-------- LISTED ENTRIES --------

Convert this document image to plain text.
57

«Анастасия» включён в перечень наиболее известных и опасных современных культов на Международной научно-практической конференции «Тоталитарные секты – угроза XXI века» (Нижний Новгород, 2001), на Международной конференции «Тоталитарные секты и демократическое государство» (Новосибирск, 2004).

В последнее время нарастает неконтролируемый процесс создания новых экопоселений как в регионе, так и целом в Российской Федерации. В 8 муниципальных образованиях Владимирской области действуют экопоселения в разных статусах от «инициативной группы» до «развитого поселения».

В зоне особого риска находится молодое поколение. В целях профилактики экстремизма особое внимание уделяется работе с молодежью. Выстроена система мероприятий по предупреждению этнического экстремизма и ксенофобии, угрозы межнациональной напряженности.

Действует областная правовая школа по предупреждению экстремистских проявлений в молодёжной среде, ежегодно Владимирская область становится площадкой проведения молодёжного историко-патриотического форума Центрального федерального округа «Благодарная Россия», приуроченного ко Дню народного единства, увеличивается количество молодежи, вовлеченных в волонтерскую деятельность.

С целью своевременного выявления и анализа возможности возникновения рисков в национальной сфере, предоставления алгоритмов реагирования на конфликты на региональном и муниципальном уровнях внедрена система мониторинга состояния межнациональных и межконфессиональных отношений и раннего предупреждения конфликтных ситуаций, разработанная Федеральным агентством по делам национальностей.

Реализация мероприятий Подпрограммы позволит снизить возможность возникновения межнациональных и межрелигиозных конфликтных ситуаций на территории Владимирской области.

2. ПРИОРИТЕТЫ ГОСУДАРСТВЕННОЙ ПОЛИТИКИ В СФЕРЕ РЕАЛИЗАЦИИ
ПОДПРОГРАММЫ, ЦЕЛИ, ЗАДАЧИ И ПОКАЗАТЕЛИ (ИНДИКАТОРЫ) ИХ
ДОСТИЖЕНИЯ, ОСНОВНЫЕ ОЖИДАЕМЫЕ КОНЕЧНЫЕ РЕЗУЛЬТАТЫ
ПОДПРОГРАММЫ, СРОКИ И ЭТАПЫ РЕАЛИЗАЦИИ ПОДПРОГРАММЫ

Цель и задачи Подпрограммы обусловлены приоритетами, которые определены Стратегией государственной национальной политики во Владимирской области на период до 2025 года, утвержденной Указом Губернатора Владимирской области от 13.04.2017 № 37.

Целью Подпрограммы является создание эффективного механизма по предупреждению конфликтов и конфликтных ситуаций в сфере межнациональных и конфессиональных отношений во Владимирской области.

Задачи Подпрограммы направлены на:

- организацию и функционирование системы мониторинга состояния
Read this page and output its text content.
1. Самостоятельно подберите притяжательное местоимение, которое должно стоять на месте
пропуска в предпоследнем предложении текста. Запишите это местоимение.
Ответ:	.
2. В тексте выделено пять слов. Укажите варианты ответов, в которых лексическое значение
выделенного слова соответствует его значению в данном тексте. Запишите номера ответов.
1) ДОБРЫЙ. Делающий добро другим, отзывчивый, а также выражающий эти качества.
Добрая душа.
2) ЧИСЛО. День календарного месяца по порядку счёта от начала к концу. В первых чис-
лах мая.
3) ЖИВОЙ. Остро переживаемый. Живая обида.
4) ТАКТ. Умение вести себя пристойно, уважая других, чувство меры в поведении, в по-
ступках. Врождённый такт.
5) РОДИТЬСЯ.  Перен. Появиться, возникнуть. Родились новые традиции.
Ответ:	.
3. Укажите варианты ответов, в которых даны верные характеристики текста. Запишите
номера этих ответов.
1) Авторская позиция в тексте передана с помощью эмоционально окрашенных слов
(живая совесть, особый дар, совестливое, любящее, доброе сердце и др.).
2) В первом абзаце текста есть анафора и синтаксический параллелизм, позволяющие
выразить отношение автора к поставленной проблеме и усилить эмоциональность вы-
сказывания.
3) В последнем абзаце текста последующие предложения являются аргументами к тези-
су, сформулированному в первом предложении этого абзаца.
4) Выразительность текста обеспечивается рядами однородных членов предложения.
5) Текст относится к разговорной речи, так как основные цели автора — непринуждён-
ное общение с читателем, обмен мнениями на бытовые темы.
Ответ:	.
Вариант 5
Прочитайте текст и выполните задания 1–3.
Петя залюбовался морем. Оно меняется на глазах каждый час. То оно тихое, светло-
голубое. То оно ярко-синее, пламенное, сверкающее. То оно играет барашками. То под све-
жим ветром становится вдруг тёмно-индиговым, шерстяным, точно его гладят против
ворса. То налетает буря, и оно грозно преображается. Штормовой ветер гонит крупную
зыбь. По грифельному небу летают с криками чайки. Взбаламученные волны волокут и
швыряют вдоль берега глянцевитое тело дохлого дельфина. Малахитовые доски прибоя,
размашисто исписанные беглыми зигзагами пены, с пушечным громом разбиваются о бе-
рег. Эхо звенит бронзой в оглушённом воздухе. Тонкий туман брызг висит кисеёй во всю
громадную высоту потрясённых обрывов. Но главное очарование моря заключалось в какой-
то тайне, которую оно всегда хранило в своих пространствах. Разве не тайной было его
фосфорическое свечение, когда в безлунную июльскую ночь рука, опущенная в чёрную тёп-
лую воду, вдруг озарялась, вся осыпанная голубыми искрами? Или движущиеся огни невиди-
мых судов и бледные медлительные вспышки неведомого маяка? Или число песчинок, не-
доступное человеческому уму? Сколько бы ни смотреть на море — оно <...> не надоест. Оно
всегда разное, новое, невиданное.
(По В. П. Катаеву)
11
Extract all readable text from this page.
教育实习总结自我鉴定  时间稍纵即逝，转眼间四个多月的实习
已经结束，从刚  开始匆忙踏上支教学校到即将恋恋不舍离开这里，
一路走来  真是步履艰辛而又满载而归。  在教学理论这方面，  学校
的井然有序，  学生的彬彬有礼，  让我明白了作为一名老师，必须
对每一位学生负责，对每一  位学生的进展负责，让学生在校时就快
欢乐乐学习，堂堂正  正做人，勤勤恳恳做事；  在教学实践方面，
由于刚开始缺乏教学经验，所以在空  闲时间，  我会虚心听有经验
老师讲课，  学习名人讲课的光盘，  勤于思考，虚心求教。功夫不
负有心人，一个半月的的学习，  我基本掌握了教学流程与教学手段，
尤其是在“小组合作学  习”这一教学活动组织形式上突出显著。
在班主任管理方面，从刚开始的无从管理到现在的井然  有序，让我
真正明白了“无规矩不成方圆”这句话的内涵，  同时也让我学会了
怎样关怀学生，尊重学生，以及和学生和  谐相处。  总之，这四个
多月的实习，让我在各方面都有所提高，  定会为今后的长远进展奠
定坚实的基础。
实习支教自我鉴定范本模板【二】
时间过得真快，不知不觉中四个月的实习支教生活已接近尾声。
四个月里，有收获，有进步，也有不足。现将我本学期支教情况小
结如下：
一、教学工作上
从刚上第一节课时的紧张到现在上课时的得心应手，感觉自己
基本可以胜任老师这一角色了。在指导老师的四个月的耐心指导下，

--------

DIRECTIONS FOR THIS TASK> Looking at the entries above, how many lines contain the word "первом"? Answer with the number alone.

SOLUTION> 2